TASK BRIEF |
Show all lines holding the string "сумме".

======== DATA SHOWN ========

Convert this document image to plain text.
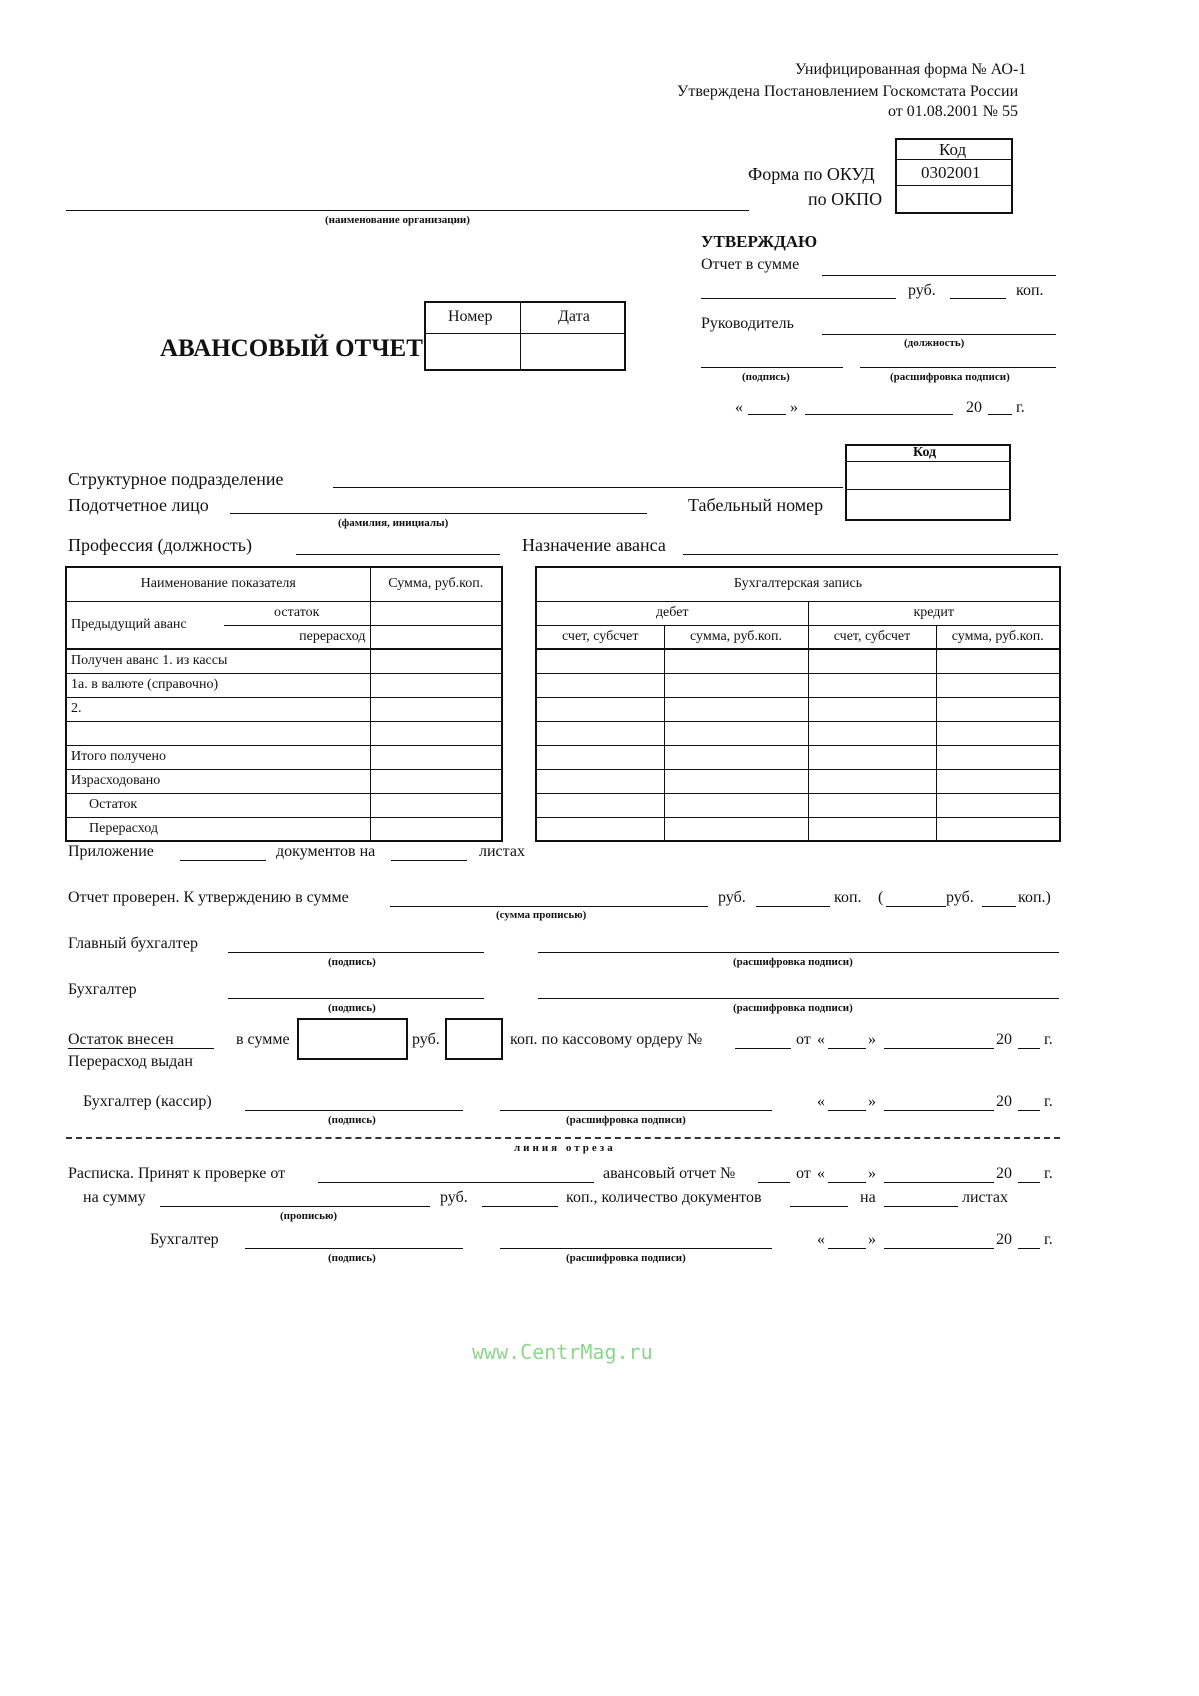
Унифицированная форма № АО-1
Утверждена Постановлением Госкомстата России
от 01.08.2001 № 55
Код
0302001
Форма по ОКУД
по ОКПО
(наименование организации)
УТВЕРЖДАЮ
Отчет в сумме
руб.	коп.
Руководитель
(должность)
(подпись)	(расшифровка подписи)
«	»	20 г.
АВАНСОВЫЙ ОТЧЕТ
Номер	Дата
Код
Структурное подразделение
Подотчетное лицо
(фамилия, инициалы)
Табельный номер
Профессия (должность)	Назначение аванса
Наименование показателя		Сумма, руб.коп.
Предыдущий аванс	остаток	
	перерасход	
Получен аванс 1. из кассы		
1а. в валюте (справочно)		
2.		

Итого получено		
Израсходовано		
Остаток		
Перерасход		
Бухгалтерская запись			
дебет		кредит	
счет, субсчет	сумма, руб.коп.	счет, субсчет	сумма, руб.коп.

Приложение	документов на	листах
Отчет проверен. К утверждению в сумме
(сумма прописью)
руб.	коп. (	руб.	коп.)
Главный бухгалтер
(подпись)	(расшифровка подписи)
Бухгалтер
(подпись)	(расшифровка подписи)
Остаток внесен
Перерасход выдан
в сумме	руб.	коп. по кассовому ордеру №	от «	»	20 г.
Бухгалтер (кассир)
(подпись)	(расшифровка подписи)
«	»	20 г.
линия отреза
Расписка. Принят к проверке от	авансовый отчет №	от «	»	20 г.
на сумму
(прописью)
руб.	коп., количество документов	на	листах
Бухгалтер
(подпись)	(расшифровка подписи)
«	»	20 г.
www.CentrMag.ru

========

SOLUTION FOR THIS EXERCISE |
Отчет в сумме
Отчет проверен. К утверждению в сумме
в сумме	руб.	коп. по кассовому ордеру №	от «	»	20 г.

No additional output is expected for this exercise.